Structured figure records

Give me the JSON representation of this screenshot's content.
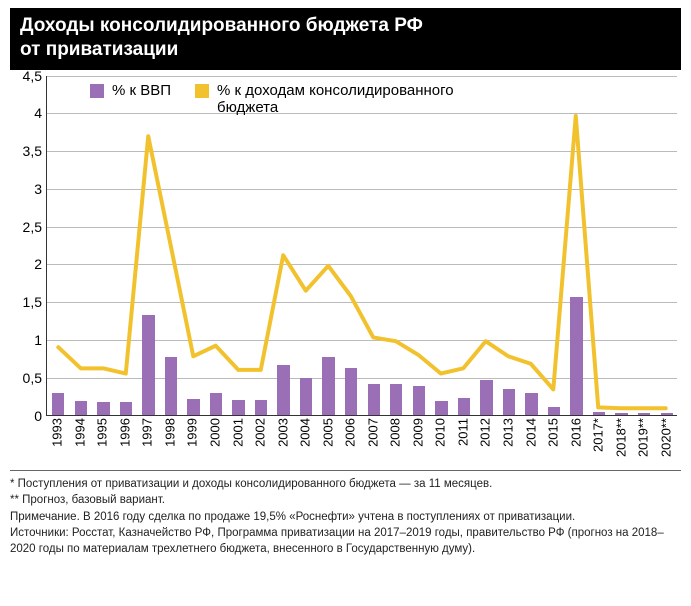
{
  "title_line1": "Доходы консолидированного бюджета РФ",
  "title_line2": "от приватизации",
  "chart": {
    "type": "bar+line",
    "background_color": "#ffffff",
    "grid_color": "#bbbbbb",
    "axis_color": "#333333",
    "ylim": [
      0,
      4.5
    ],
    "ytick_step": 0.5,
    "ytick_labels": [
      "0",
      "0,5",
      "1",
      "1,5",
      "2",
      "2,5",
      "3",
      "3,5",
      "4",
      "4,5"
    ],
    "categories": [
      "1993",
      "1994",
      "1995",
      "1996",
      "1997",
      "1998",
      "1999",
      "2000",
      "2001",
      "2002",
      "2003",
      "2004",
      "2005",
      "2006",
      "2007",
      "2008",
      "2009",
      "2010",
      "2011",
      "2012",
      "2013",
      "2014",
      "2015",
      "2016",
      "2017*",
      "2018**",
      "2019**",
      "2020**"
    ],
    "series_bar": {
      "label": "% к ВВП",
      "color": "#9b6fb5",
      "bar_width_ratio": 0.55,
      "values": [
        0.28,
        0.18,
        0.17,
        0.16,
        1.32,
        0.76,
        0.2,
        0.28,
        0.19,
        0.19,
        0.66,
        0.48,
        0.76,
        0.61,
        0.41,
        0.4,
        0.38,
        0.18,
        0.22,
        0.46,
        0.34,
        0.28,
        0.1,
        1.55,
        0.03,
        0.02,
        0.02,
        0.02
      ]
    },
    "series_line": {
      "label": "% к доходам консолидированного бюджета",
      "color": "#f2c22e",
      "line_width": 4,
      "values": [
        0.9,
        0.62,
        0.62,
        0.55,
        3.7,
        2.25,
        0.78,
        0.92,
        0.6,
        0.6,
        2.12,
        1.65,
        1.98,
        1.58,
        1.03,
        0.98,
        0.8,
        0.55,
        0.62,
        0.98,
        0.78,
        0.68,
        0.34,
        3.97,
        0.1,
        0.09,
        0.09,
        0.09
      ]
    },
    "legend_position": "top-inside",
    "label_fontsize": 14,
    "xlabel_fontsize": 13,
    "xlabel_rotation": -90
  },
  "footnotes": {
    "line1": "* Поступления от приватизации и доходы консолидированного бюджета — за 11 месяцев.",
    "line2": "** Прогноз, базовый вариант.",
    "line3": "Примечание. В 2016 году сделка по продаже 19,5% «Роснефти» учтена в поступлениях от приватизации.",
    "line4": "Источники: Росстат, Казначейство РФ, Программа приватизации на 2017–2019 годы, правительство РФ (прогноз на 2018–2020 годы по материалам трехлетнего бюджета, внесенного в Государственную думу)."
  }
}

### Exercise
Pictures are excluded; copy every other part of the records exactly.

### Full answer
Give me the JSON representation of this screenshot's content.
{
  "title_line1": "Доходы консолидированного бюджета РФ",
  "title_line2": "от приватизации",
  "chart": {
    "type": "bar+line",
    "background_color": "#ffffff",
    "grid_color": "#bbbbbb",
    "axis_color": "#333333",
    "ylim": [
      0,
      4.5
    ],
    "ytick_step": 0.5,
    "ytick_labels": [
      "0",
      "0,5",
      "1",
      "1,5",
      "2",
      "2,5",
      "3",
      "3,5",
      "4",
      "4,5"
    ],
    "categories": [
      "1993",
      "1994",
      "1995",
      "1996",
      "1997",
      "1998",
      "1999",
      "2000",
      "2001",
      "2002",
      "2003",
      "2004",
      "2005",
      "2006",
      "2007",
      "2008",
      "2009",
      "2010",
      "2011",
      "2012",
      "2013",
      "2014",
      "2015",
      "2016",
      "2017*",
      "2018**",
      "2019**",
      "2020**"
    ],
    "series_bar": {
      "label": "% к ВВП",
      "color": "#9b6fb5",
      "bar_width_ratio": 0.55,
      "values": [
        0.28,
        0.18,
        0.17,
        0.16,
        1.32,
        0.76,
        0.2,
        0.28,
        0.19,
        0.19,
        0.66,
        0.48,
        0.76,
        0.61,
        0.41,
        0.4,
        0.38,
        0.18,
        0.22,
        0.46,
        0.34,
        0.28,
        0.1,
        1.55,
        0.03,
        0.02,
        0.02,
        0.02
      ]
    },
    "series_line": {
      "label": "% к доходам консолидированного бюджета",
      "color": "#f2c22e",
      "line_width": 4,
      "values": [
        0.9,
        0.62,
        0.62,
        0.55,
        3.7,
        2.25,
        0.78,
        0.92,
        0.6,
        0.6,
        2.12,
        1.65,
        1.98,
        1.58,
        1.03,
        0.98,
        0.8,
        0.55,
        0.62,
        0.98,
        0.78,
        0.68,
        0.34,
        3.97,
        0.1,
        0.09,
        0.09,
        0.09
      ]
    },
    "legend_position": "top-inside",
    "label_fontsize": 14,
    "xlabel_fontsize": 13,
    "xlabel_rotation": -90
  },
  "footnotes": {
    "line1": "* Поступления от приватизации и доходы консолидированного бюджета — за 11 месяцев.",
    "line2": "** Прогноз, базовый вариант.",
    "line3": "Примечание. В 2016 году сделка по продаже 19,5% «Роснефти» учтена в поступлениях от приватизации.",
    "line4": "Источники: Росстат, Казначейство РФ, Программа приватизации на 2017–2019 годы, правительство РФ (прогноз на 2018–2020 годы по материалам трехлетнего бюджета, внесенного в Государственную думу)."
  }
}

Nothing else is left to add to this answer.